• Direction: The listing below must be repeated word for word, with its images excluded.

# START OF Exercise data

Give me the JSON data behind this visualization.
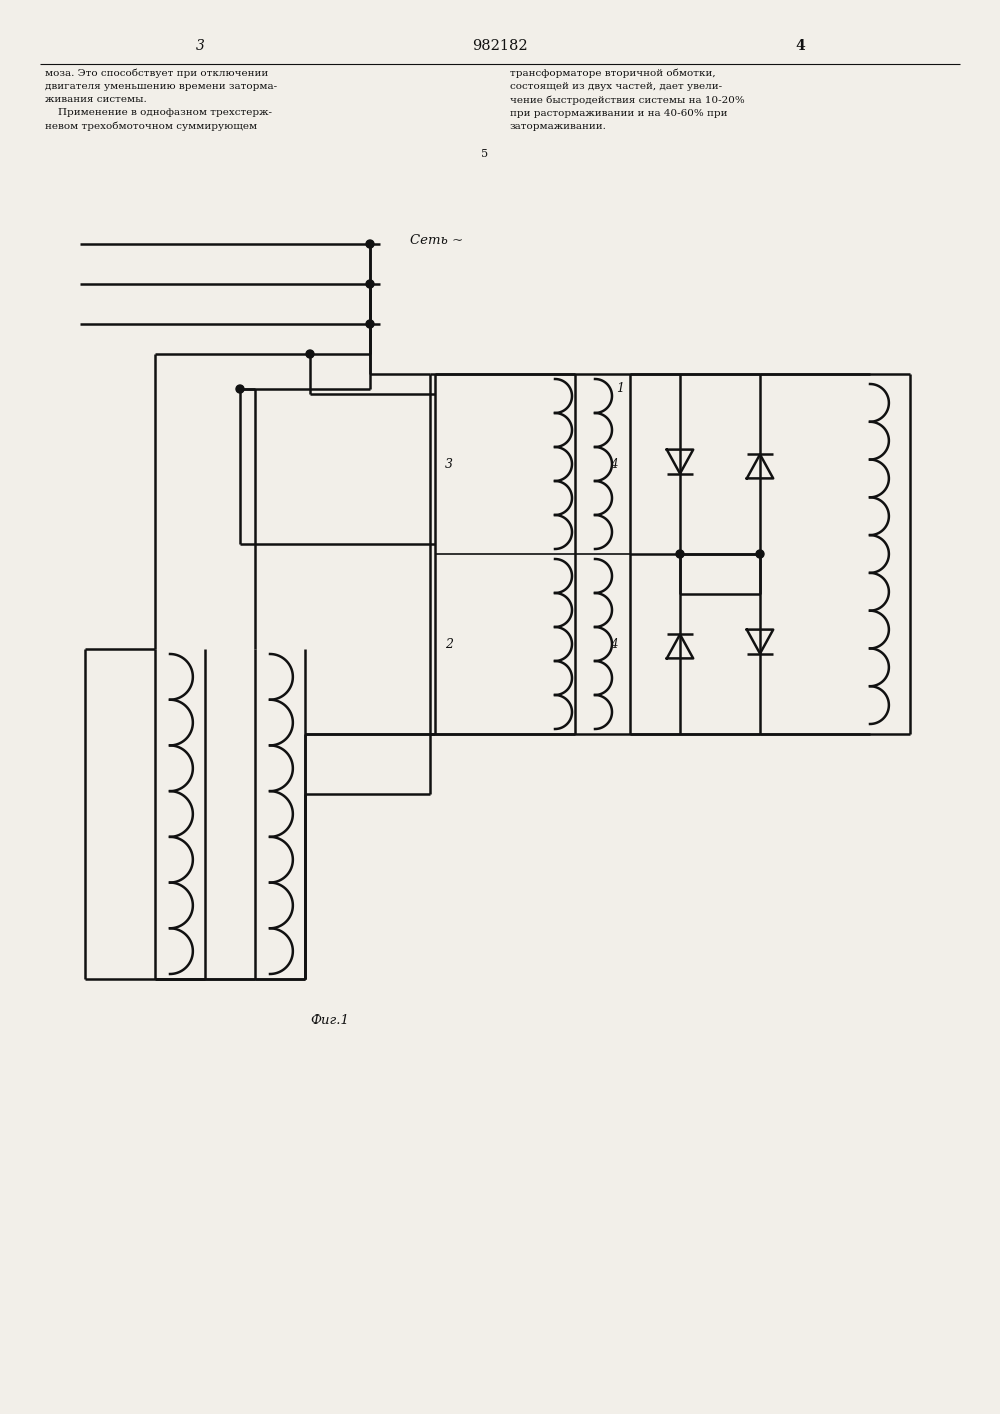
{
  "bg_color": "#f2efe9",
  "line_color": "#111111",
  "text_color": "#111111",
  "title": "982182",
  "page_left": "3",
  "page_right": "4",
  "label_set": "Сеть ~",
  "label_1": "1",
  "label_2": "2",
  "label_3": "3",
  "label_4a": "4",
  "label_4b": "4",
  "fig_label": "Фиг.1",
  "col5": "5",
  "text_left": "моза. Это способствует при отключении\nдвигателя уменьшению времени заторма-\nживания системы.\n    Применение в однофазном трехстерж-\nневом трехобмоточном суммирующем",
  "text_right": "трансформаторе вторичной обмотки,\nсостоящей из двух частей, дает увели-\nчение быстродействия системы на 10-20%\nпри растормаживании и на 40-60% при\nзатормаживании."
}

# END OF Exercise data

• Answer to this task:
Give me the JSON data behind this visualization.
{
  "bg_color": "#f2efe9",
  "line_color": "#111111",
  "text_color": "#111111",
  "title": "982182",
  "page_left": "3",
  "page_right": "4",
  "label_set": "Сеть ~",
  "label_1": "1",
  "label_2": "2",
  "label_3": "3",
  "label_4a": "4",
  "label_4b": "4",
  "fig_label": "Фиг.1",
  "col5": "5",
  "text_left": "моза. Это способствует при отключении\nдвигателя уменьшению времени заторма-\nживания системы.\n    Применение в однофазном трехстерж-\nневом трехобмоточном суммирующем",
  "text_right": "трансформаторе вторичной обмотки,\nсостоящей из двух частей, дает увели-\nчение быстродействия системы на 10-20%\nпри растормаживании и на 40-60% при\nзатормаживании."
}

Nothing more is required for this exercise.